SOURCE RECORDS -
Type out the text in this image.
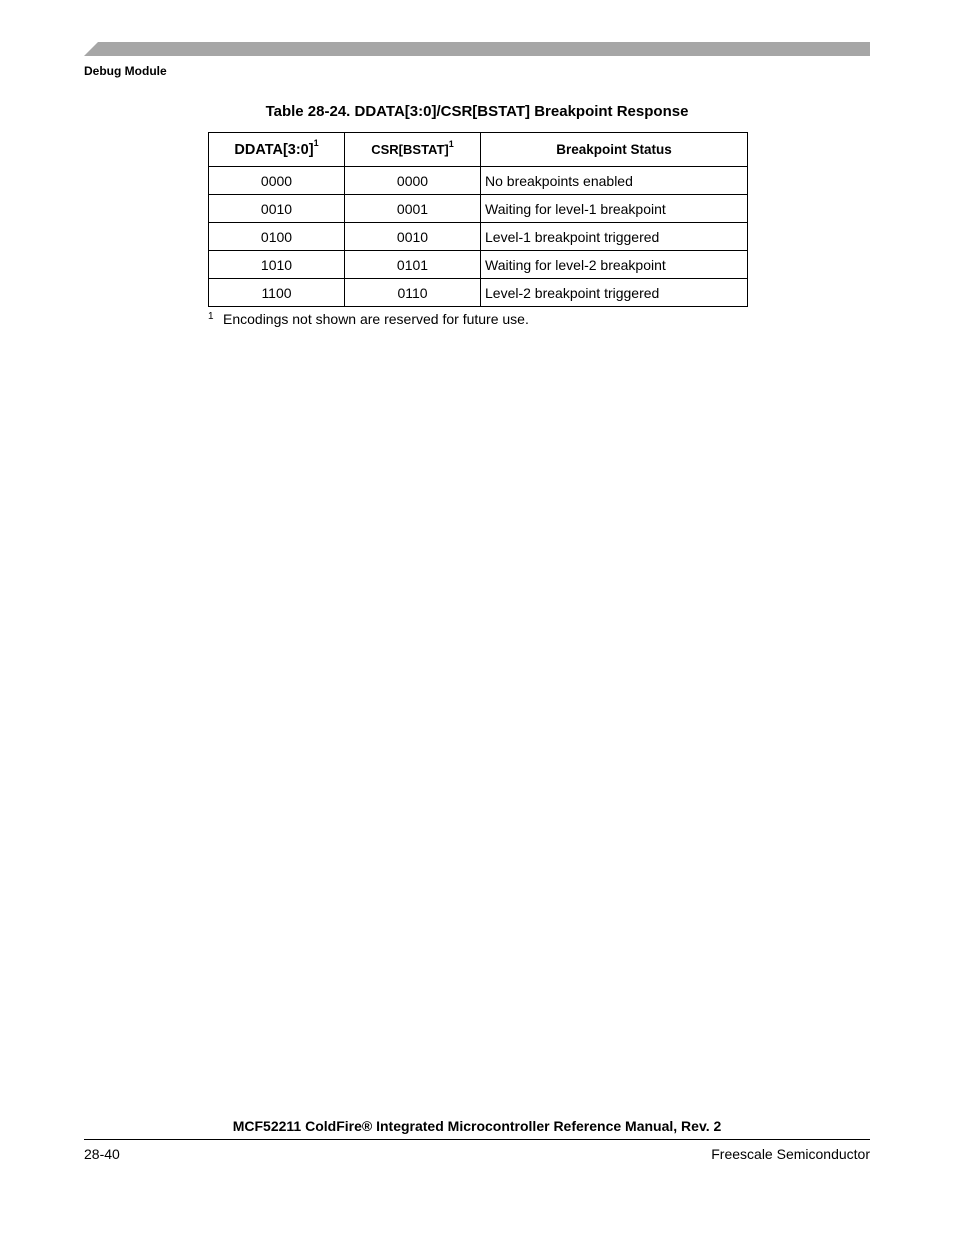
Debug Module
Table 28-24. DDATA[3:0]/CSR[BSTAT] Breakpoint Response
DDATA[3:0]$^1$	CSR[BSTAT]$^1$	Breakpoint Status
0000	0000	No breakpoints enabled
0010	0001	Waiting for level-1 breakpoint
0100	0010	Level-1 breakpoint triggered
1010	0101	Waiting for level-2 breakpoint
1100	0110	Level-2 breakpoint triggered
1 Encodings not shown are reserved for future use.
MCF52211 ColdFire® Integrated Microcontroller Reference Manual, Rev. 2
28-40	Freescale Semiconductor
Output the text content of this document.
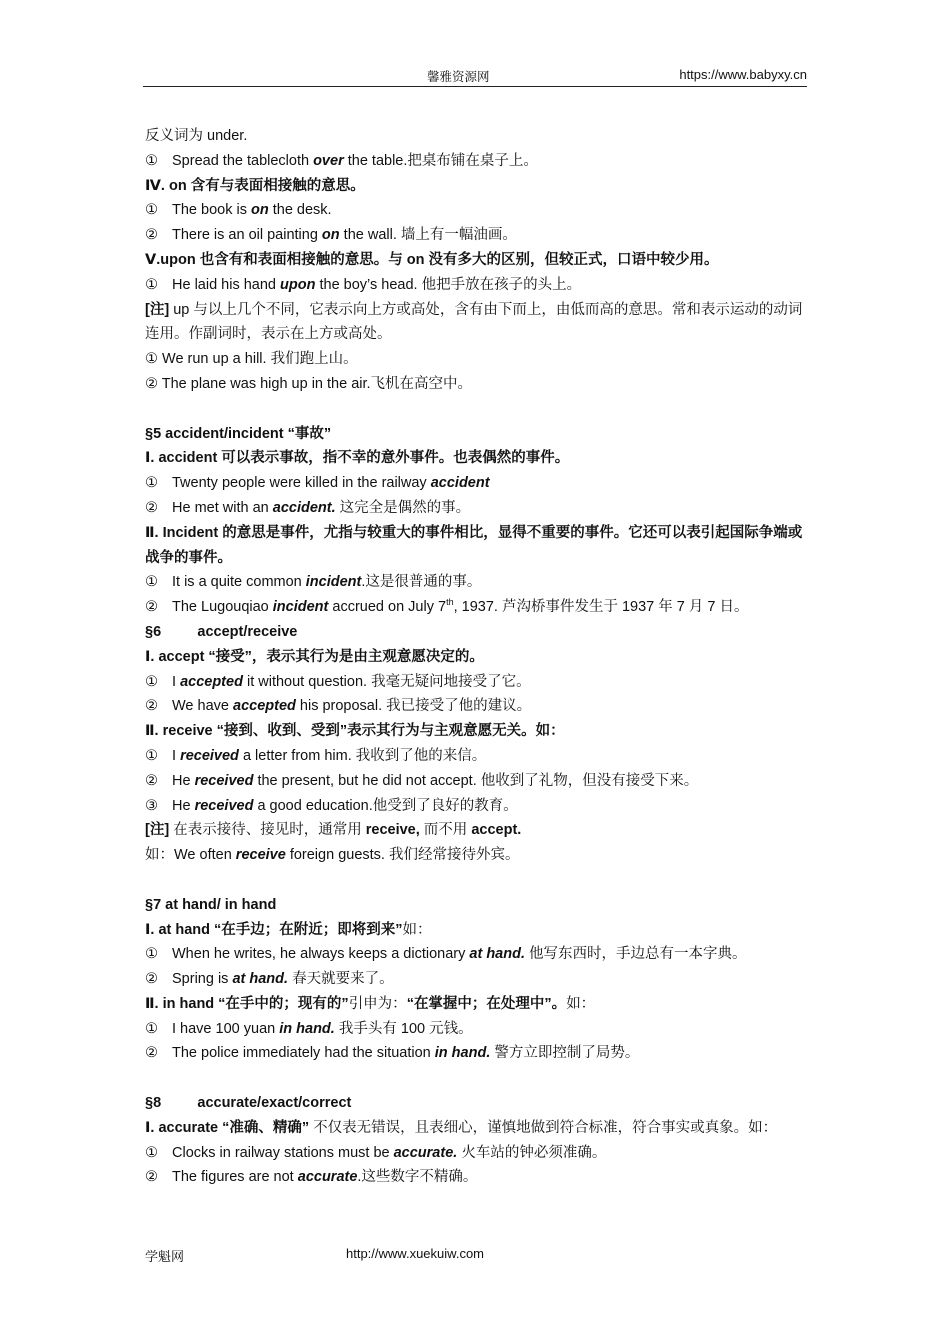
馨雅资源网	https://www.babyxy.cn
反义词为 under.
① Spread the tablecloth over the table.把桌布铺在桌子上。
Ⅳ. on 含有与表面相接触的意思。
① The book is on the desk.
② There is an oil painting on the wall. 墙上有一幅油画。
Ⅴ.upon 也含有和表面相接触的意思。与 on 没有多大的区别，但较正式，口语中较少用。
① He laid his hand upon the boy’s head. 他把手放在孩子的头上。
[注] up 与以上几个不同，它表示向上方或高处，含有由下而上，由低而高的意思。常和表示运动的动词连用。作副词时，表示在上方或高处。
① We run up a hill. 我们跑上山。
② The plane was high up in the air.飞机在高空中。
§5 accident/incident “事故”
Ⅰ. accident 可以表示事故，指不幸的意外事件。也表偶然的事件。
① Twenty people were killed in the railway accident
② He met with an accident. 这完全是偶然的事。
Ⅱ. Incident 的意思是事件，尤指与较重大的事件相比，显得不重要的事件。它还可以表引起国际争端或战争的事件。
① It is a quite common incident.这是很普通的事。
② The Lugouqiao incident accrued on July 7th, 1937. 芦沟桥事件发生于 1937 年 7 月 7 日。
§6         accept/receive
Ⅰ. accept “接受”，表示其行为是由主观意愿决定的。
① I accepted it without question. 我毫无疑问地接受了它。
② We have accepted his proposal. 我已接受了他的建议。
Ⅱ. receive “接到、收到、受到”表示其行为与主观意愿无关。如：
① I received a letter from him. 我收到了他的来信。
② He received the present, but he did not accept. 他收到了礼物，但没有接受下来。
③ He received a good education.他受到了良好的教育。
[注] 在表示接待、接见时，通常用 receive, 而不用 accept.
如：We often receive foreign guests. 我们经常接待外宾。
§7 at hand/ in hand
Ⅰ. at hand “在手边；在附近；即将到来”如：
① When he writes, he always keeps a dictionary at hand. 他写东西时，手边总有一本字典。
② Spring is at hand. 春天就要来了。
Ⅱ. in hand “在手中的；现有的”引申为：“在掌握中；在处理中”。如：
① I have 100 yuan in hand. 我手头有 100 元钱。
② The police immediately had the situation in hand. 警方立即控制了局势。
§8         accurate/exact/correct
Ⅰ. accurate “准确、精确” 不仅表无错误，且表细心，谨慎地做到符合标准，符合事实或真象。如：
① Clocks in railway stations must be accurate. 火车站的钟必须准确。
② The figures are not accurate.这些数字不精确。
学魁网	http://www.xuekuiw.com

THE REQUEST -
Copy the entries exactly. Leave out the images.

RESULT FOR THIS EXERCISE -
Type out the text in this image.
Debug Module
Table 28-24. DDATA[3:0]/CSR[BSTAT] Breakpoint Response
DDATA[3:0]$^1$	CSR[BSTAT]$^1$	Breakpoint Status
0000	0000	No breakpoints enabled
0010	0001	Waiting for level-1 breakpoint
0100	0010	Level-1 breakpoint triggered
1010	0101	Waiting for level-2 breakpoint
1100	0110	Level-2 breakpoint triggered
1 Encodings not shown are reserved for future use.
MCF52211 ColdFire® Integrated Microcontroller Reference Manual, Rev. 2
28-40	Freescale Semiconductor
Output the text content of this document.
馨雅资源网	https://www.babyxy.cn
反义词为 under.
① Spread the tablecloth over the table.把桌布铺在桌子上。
Ⅳ. on 含有与表面相接触的意思。
① The book is on the desk.
② There is an oil painting on the wall. 墙上有一幅油画。
Ⅴ.upon 也含有和表面相接触的意思。与 on 没有多大的区别，但较正式，口语中较少用。
① He laid his hand upon the boy’s head. 他把手放在孩子的头上。
[注] up 与以上几个不同，它表示向上方或高处，含有由下而上，由低而高的意思。常和表示运动的动词连用。作副词时，表示在上方或高处。
① We run up a hill. 我们跑上山。
② The plane was high up in the air.飞机在高空中。
§5 accident/incident “事故”
Ⅰ. accident 可以表示事故，指不幸的意外事件。也表偶然的事件。
① Twenty people were killed in the railway accident
② He met with an accident. 这完全是偶然的事。
Ⅱ. Incident 的意思是事件，尤指与较重大的事件相比，显得不重要的事件。它还可以表引起国际争端或战争的事件。
① It is a quite common incident.这是很普通的事。
② The Lugouqiao incident accrued on July 7th, 1937. 芦沟桥事件发生于 1937 年 7 月 7 日。
§6         accept/receive
Ⅰ. accept “接受”，表示其行为是由主观意愿决定的。
① I accepted it without question. 我毫无疑问地接受了它。
② We have accepted his proposal. 我已接受了他的建议。
Ⅱ. receive “接到、收到、受到”表示其行为与主观意愿无关。如：
① I received a letter from him. 我收到了他的来信。
② He received the present, but he did not accept. 他收到了礼物，但没有接受下来。
③ He received a good education.他受到了良好的教育。
[注] 在表示接待、接见时，通常用 receive, 而不用 accept.
如：We often receive foreign guests. 我们经常接待外宾。
§7 at hand/ in hand
Ⅰ. at hand “在手边；在附近；即将到来”如：
① When he writes, he always keeps a dictionary at hand. 他写东西时，手边总有一本字典。
② Spring is at hand. 春天就要来了。
Ⅱ. in hand “在手中的；现有的”引申为：“在掌握中；在处理中”。如：
① I have 100 yuan in hand. 我手头有 100 元钱。
② The police immediately had the situation in hand. 警方立即控制了局势。
§8         accurate/exact/correct
Ⅰ. accurate “准确、精确” 不仅表无错误，且表细心，谨慎地做到符合标准，符合事实或真象。如：
① Clocks in railway stations must be accurate. 火车站的钟必须准确。
② The figures are not accurate.这些数字不精确。
学魁网	http://www.xuekuiw.com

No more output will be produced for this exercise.